§ INPUT RECORDS

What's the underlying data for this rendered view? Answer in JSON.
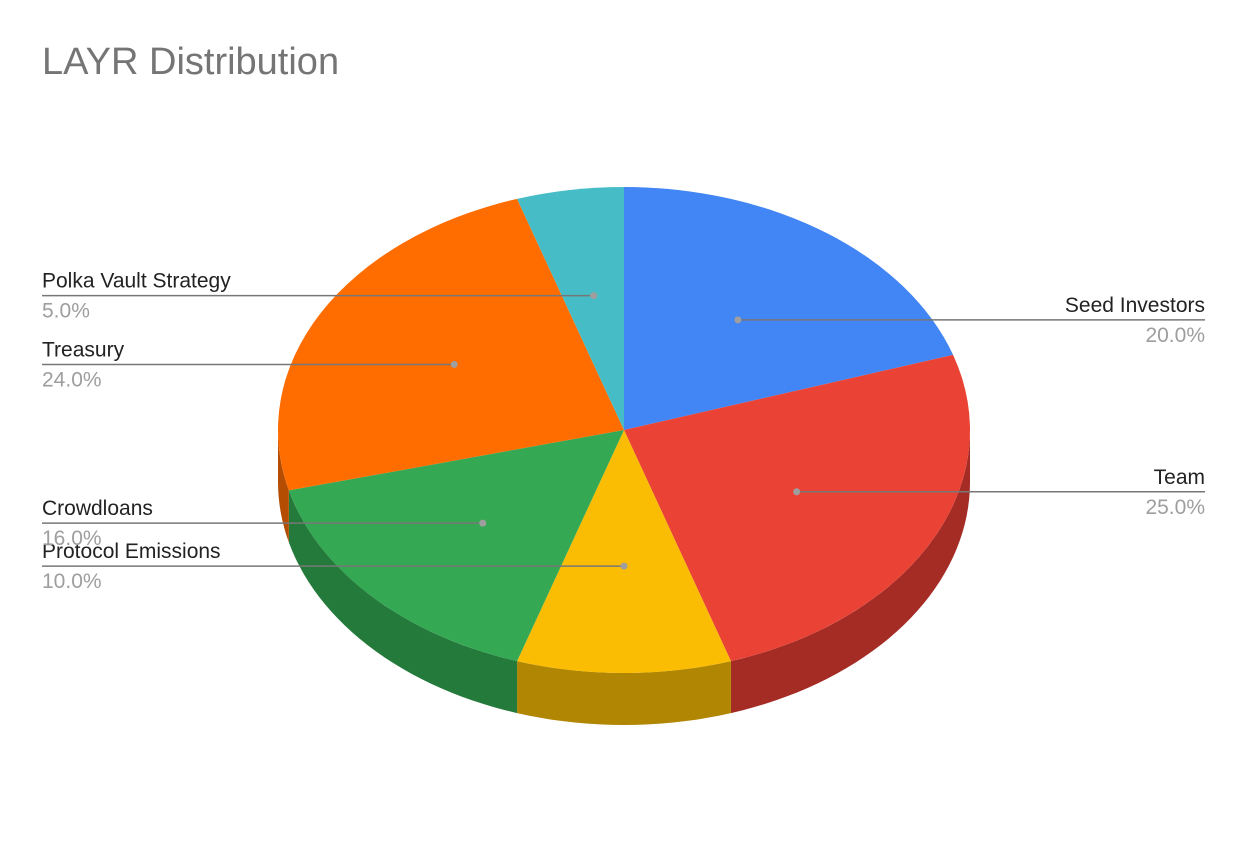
{
  "chart_data": {
    "type": "pie",
    "title": "LAYR Distribution",
    "is_3d": true,
    "slices": [
      {
        "label": "Seed Investors",
        "value": 20.0,
        "percent_label": "20.0%",
        "color": "#4285f4"
      },
      {
        "label": "Team",
        "value": 25.0,
        "percent_label": "25.0%",
        "color": "#ea4335"
      },
      {
        "label": "Protocol Emissions",
        "value": 10.0,
        "percent_label": "10.0%",
        "color": "#fbbc04"
      },
      {
        "label": "Crowdloans",
        "value": 16.0,
        "percent_label": "16.0%",
        "color": "#34a853"
      },
      {
        "label": "Treasury",
        "value": 24.0,
        "percent_label": "24.0%",
        "color": "#ff6d01"
      },
      {
        "label": "Polka Vault Strategy",
        "value": 5.0,
        "percent_label": "5.0%",
        "color": "#46bdc6"
      }
    ],
    "side_colors": [
      "#2f5fb0",
      "#a52b25",
      "#b08603",
      "#247a3b",
      "#b44d01",
      "#318790"
    ],
    "start_angle_deg": 0,
    "direction": "clockwise",
    "legend": "none"
  }
}
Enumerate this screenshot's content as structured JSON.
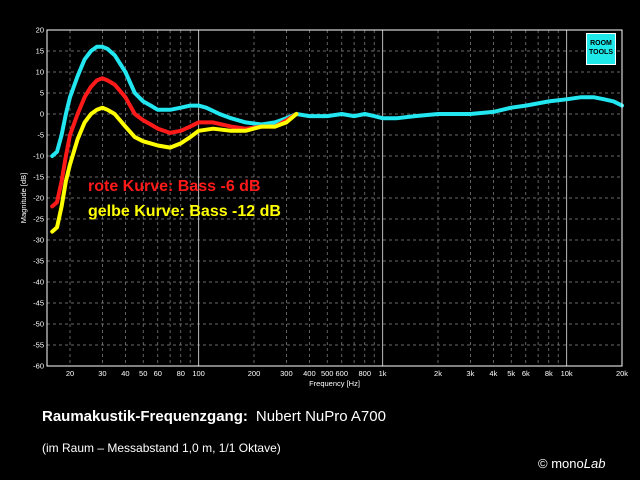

§ PROBLEM TO SOLVE
Leave out the pictures and restate everything else word for word.

§ PROBLEM SOLUTION
What's the underlying data for this rendered view? Answer in JSON.
{
  "chart_data": {
    "type": "pie",
    "title": "LAYR Distribution",
    "is_3d": true,
    "slices": [
      {
        "label": "Seed Investors",
        "value": 20.0,
        "percent_label": "20.0%",
        "color": "#4285f4"
      },
      {
        "label": "Team",
        "value": 25.0,
        "percent_label": "25.0%",
        "color": "#ea4335"
      },
      {
        "label": "Protocol Emissions",
        "value": 10.0,
        "percent_label": "10.0%",
        "color": "#fbbc04"
      },
      {
        "label": "Crowdloans",
        "value": 16.0,
        "percent_label": "16.0%",
        "color": "#34a853"
      },
      {
        "label": "Treasury",
        "value": 24.0,
        "percent_label": "24.0%",
        "color": "#ff6d01"
      },
      {
        "label": "Polka Vault Strategy",
        "value": 5.0,
        "percent_label": "5.0%",
        "color": "#46bdc6"
      }
    ],
    "side_colors": [
      "#2f5fb0",
      "#a52b25",
      "#b08603",
      "#247a3b",
      "#b44d01",
      "#318790"
    ],
    "start_angle_deg": 0,
    "direction": "clockwise",
    "legend": "none"
  }
}
Enumerate this screenshot's content as structured JSON.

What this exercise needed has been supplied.